Records for the task ▸
>> Begin

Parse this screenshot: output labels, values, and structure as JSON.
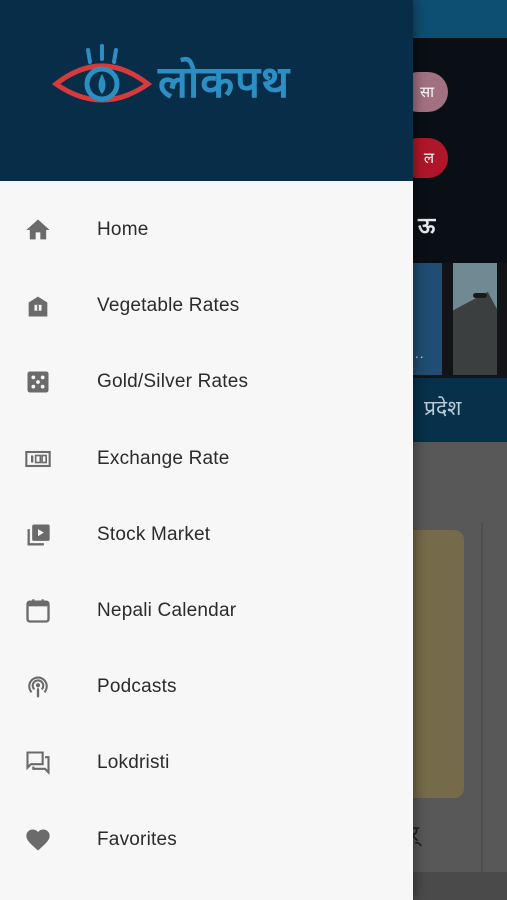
{
  "drawer": {
    "logo_text": "लोकपथ",
    "menu": [
      {
        "label": "Home",
        "icon": "home-icon"
      },
      {
        "label": "Vegetable Rates",
        "icon": "store-icon"
      },
      {
        "label": "Gold/Silver Rates",
        "icon": "dice-icon"
      },
      {
        "label": "Exchange Rate",
        "icon": "money-icon"
      },
      {
        "label": "Stock Market",
        "icon": "video-library-icon"
      },
      {
        "label": "Nepali Calendar",
        "icon": "calendar-icon"
      },
      {
        "label": "Podcasts",
        "icon": "podcast-icon"
      },
      {
        "label": "Lokdristi",
        "icon": "forum-icon"
      },
      {
        "label": "Favorites",
        "icon": "heart-icon"
      }
    ]
  },
  "background": {
    "chip_top": "सा",
    "chip_red": "ल",
    "tab_label": "प्रदेश",
    "glyph": "ऊ",
    "card_char": "र्"
  },
  "colors": {
    "drawer_header": "#082d49",
    "logo_blue": "#2c8fc3",
    "logo_red": "#d63a3a",
    "icon_gray": "#6b6b6b",
    "text_dark": "#2b2b2b"
  }
}
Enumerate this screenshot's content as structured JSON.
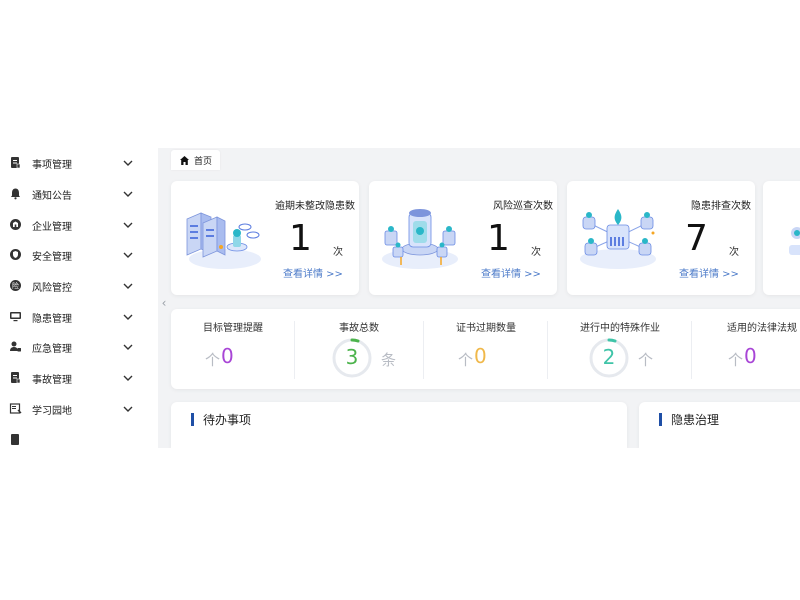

>> End

Your instructions ▸ Extract the text of all the records above verbatim, excluding pictures.

Expected answer ▸
Parse this screenshot: output labels, values, and structure as JSON.
{
  "drawer": {
    "logo_text": "लोकपथ",
    "menu": [
      {
        "label": "Home",
        "icon": "home-icon"
      },
      {
        "label": "Vegetable Rates",
        "icon": "store-icon"
      },
      {
        "label": "Gold/Silver Rates",
        "icon": "dice-icon"
      },
      {
        "label": "Exchange Rate",
        "icon": "money-icon"
      },
      {
        "label": "Stock Market",
        "icon": "video-library-icon"
      },
      {
        "label": "Nepali Calendar",
        "icon": "calendar-icon"
      },
      {
        "label": "Podcasts",
        "icon": "podcast-icon"
      },
      {
        "label": "Lokdristi",
        "icon": "forum-icon"
      },
      {
        "label": "Favorites",
        "icon": "heart-icon"
      }
    ]
  },
  "background": {
    "chip_top": "सा",
    "chip_red": "ल",
    "tab_label": "प्रदेश",
    "glyph": "ऊ",
    "card_char": "र्"
  },
  "colors": {
    "drawer_header": "#082d49",
    "logo_blue": "#2c8fc3",
    "logo_red": "#d63a3a",
    "icon_gray": "#6b6b6b",
    "text_dark": "#2b2b2b"
  }
}
Enumerate this screenshot's content as structured JSON.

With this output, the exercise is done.